-------- DATA FOR THIS TASK
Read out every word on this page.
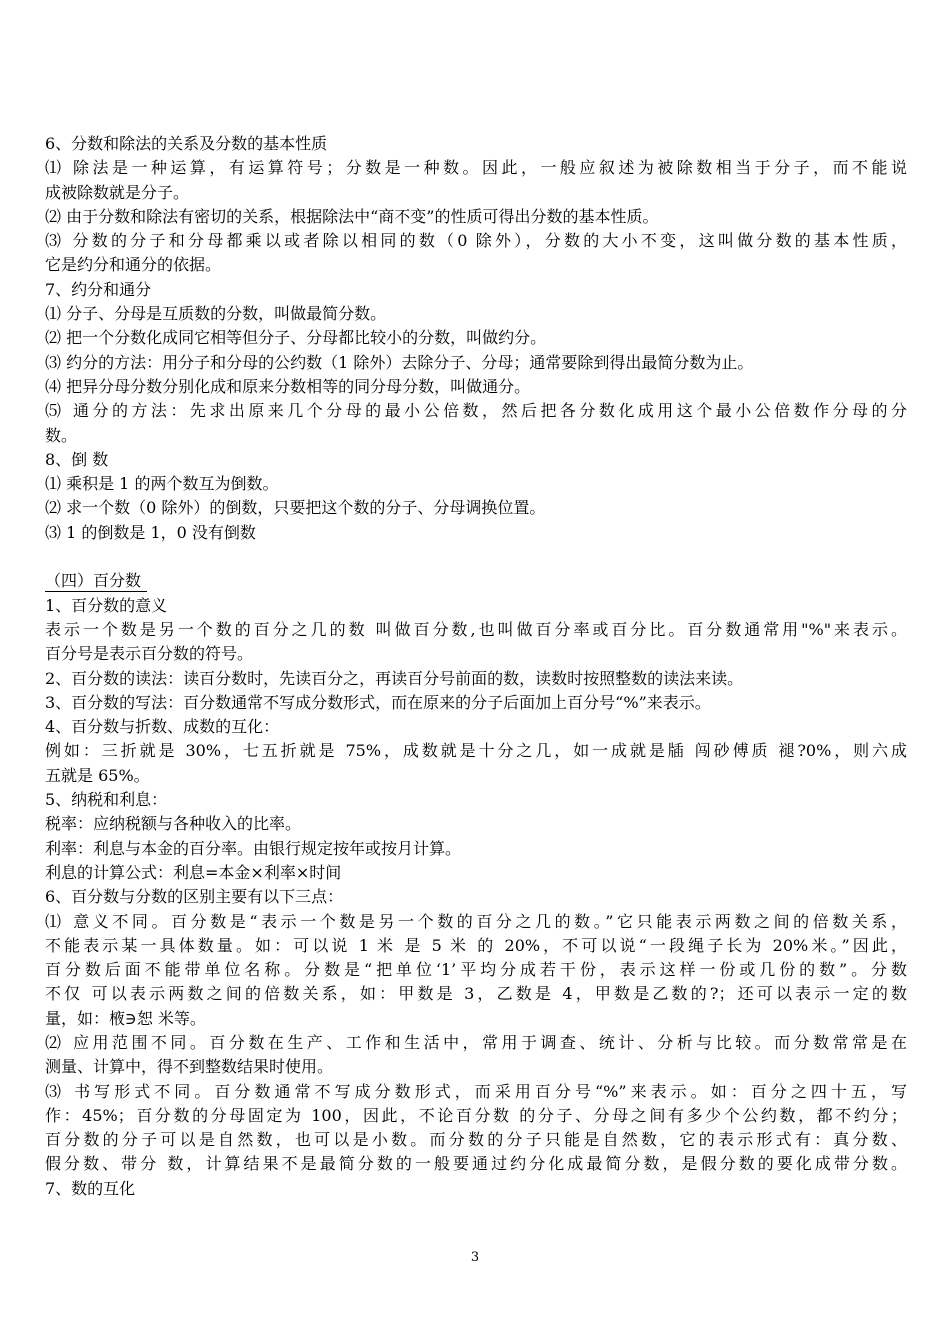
6、分数和除法的关系及分数的基本性质
⑴ 除法是一种运算，有运算符号；分数是一种数。因此，一般应叙述为被除数相当于分子，而不能说
成被除数就是分子。
⑵ 由于分数和除法有密切的关系，根据除法中“商不变”的性质可得出分数的基本性质。
⑶ 分数的分子和分母都乘以或者除以相同的数（0 除外），分数的大小不变，这叫做分数的基本性质，
它是约分和通分的依据。
7、约分和通分
⑴ 分子、分母是互质数的分数，叫做最简分数。
⑵ 把一个分数化成同它相等但分子、分母都比较小的分数，叫做约分。
⑶ 约分的方法：用分子和分母的公约数（1 除外）去除分子、分母；通常要除到得出最简分数为止。
⑷ 把异分母分数分别化成和原来分数相等的同分母分数，叫做通分。
⑸ 通分的方法：先求出原来几个分母的最小公倍数，然后把各分数化成用这个最小公倍数作分母的分
数。
8、倒 数
⑴ 乘积是 1 的两个数互为倒数。
⑵ 求一个数（0 除外）的倒数，只要把这个数的分子、分母调换位置。
⑶ 1 的倒数是 1，0 没有倒数
（四）百分数
1、百分数的意义
表示一个数是另一个数的百分之几的数 叫做百分数,也叫做百分率或百分比。百分数通常用"%"来表示。
百分号是表示百分数的符号。
2、百分数的读法：读百分数时，先读百分之，再读百分号前面的数，读数时按照整数的读法来读。
3、百分数的写法：百分数通常不写成分数形式，而在原来的分子后面加上百分号“%”来表示。
4、百分数与折数、成数的互化：
例如：三折就是 30%，七五折就是 75%，成数就是十分之几，如一成就是牐 闯砂傅质 褪?0%，则六成
五就是 65%。
5、纳税和利息：
税率：应纳税额与各种收入的比率。
利率：利息与本金的百分率。由银行规定按年或按月计算。
利息的计算公式：利息=本金×利率×时间
6、百分数与分数的区别主要有以下三点：
⑴ 意义不同。百分数是“表示一个数是另一个数的百分之几的数。”它只能表示两数之间的倍数关系，
不能表示某一具体数量。如：可以说 1 米 是 5 米 的 20%，不可以说“一段绳子长为 20%米。”因此，
百分数后面不能带单位名称。分数是“把单位‘1’平均分成若干份，表示这样一份或几份的数”。分数
不仅 可以表示两数之间的倍数关系，如：甲数是 3，乙数是 4，甲数是乙数的?；还可以表示一定的数
量，如：棭∋恕 米等。
⑵ 应用范围不同。百分数在生产、工作和生活中，常用于调查、统计、分析与比较。而分数常常是在
测量、计算中，得不到整数结果时使用。
⑶ 书写形式不同。百分数通常不写成分数形式，而采用百分号“%”来表示。如：百分之四十五，写
作：45%；百分数的分母固定为 100，因此，不论百分数 的分子、分母之间有多少个公约数，都不约分；
百分数的分子可以是自然数，也可以是小数。而分数的分子只能是自然数，它的表示形式有：真分数、
假分数、带分 数，计算结果不是最简分数的一般要通过约分化成最简分数，是假分数的要化成带分数。
7、数的互化
3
----------------
**OBJECTIVE**
Quote every record above exactly, leaving out any pictures.

**SOLUTION FOR THIS EXERCISE**
Read out every word on this page.
6、分数和除法的关系及分数的基本性质
⑴ 除法是一种运算，有运算符号；分数是一种数。因此，一般应叙述为被除数相当于分子，而不能说
成被除数就是分子。
⑵ 由于分数和除法有密切的关系，根据除法中“商不变”的性质可得出分数的基本性质。
⑶ 分数的分子和分母都乘以或者除以相同的数（0 除外），分数的大小不变，这叫做分数的基本性质，
它是约分和通分的依据。
7、约分和通分
⑴ 分子、分母是互质数的分数，叫做最简分数。
⑵ 把一个分数化成同它相等但分子、分母都比较小的分数，叫做约分。
⑶ 约分的方法：用分子和分母的公约数（1 除外）去除分子、分母；通常要除到得出最简分数为止。
⑷ 把异分母分数分别化成和原来分数相等的同分母分数，叫做通分。
⑸ 通分的方法：先求出原来几个分母的最小公倍数，然后把各分数化成用这个最小公倍数作分母的分
数。
8、倒 数
⑴ 乘积是 1 的两个数互为倒数。
⑵ 求一个数（0 除外）的倒数，只要把这个数的分子、分母调换位置。
⑶ 1 的倒数是 1，0 没有倒数
（四）百分数
1、百分数的意义
表示一个数是另一个数的百分之几的数 叫做百分数,也叫做百分率或百分比。百分数通常用"%"来表示。
百分号是表示百分数的符号。
2、百分数的读法：读百分数时，先读百分之，再读百分号前面的数，读数时按照整数的读法来读。
3、百分数的写法：百分数通常不写成分数形式，而在原来的分子后面加上百分号“%”来表示。
4、百分数与折数、成数的互化：
例如：三折就是 30%，七五折就是 75%，成数就是十分之几，如一成就是牐 闯砂傅质 褪?0%，则六成
五就是 65%。
5、纳税和利息：
税率：应纳税额与各种收入的比率。
利率：利息与本金的百分率。由银行规定按年或按月计算。
利息的计算公式：利息=本金×利率×时间
6、百分数与分数的区别主要有以下三点：
⑴ 意义不同。百分数是“表示一个数是另一个数的百分之几的数。”它只能表示两数之间的倍数关系，
不能表示某一具体数量。如：可以说 1 米 是 5 米 的 20%，不可以说“一段绳子长为 20%米。”因此，
百分数后面不能带单位名称。分数是“把单位‘1’平均分成若干份，表示这样一份或几份的数”。分数
不仅 可以表示两数之间的倍数关系，如：甲数是 3，乙数是 4，甲数是乙数的?；还可以表示一定的数
量，如：棭∋恕 米等。
⑵ 应用范围不同。百分数在生产、工作和生活中，常用于调查、统计、分析与比较。而分数常常是在
测量、计算中，得不到整数结果时使用。
⑶ 书写形式不同。百分数通常不写成分数形式，而采用百分号“%”来表示。如：百分之四十五，写
作：45%；百分数的分母固定为 100，因此，不论百分数 的分子、分母之间有多少个公约数，都不约分；
百分数的分子可以是自然数，也可以是小数。而分数的分子只能是自然数，它的表示形式有：真分数、
假分数、带分 数，计算结果不是最简分数的一般要通过约分化成最简分数，是假分数的要化成带分数。
7、数的互化
3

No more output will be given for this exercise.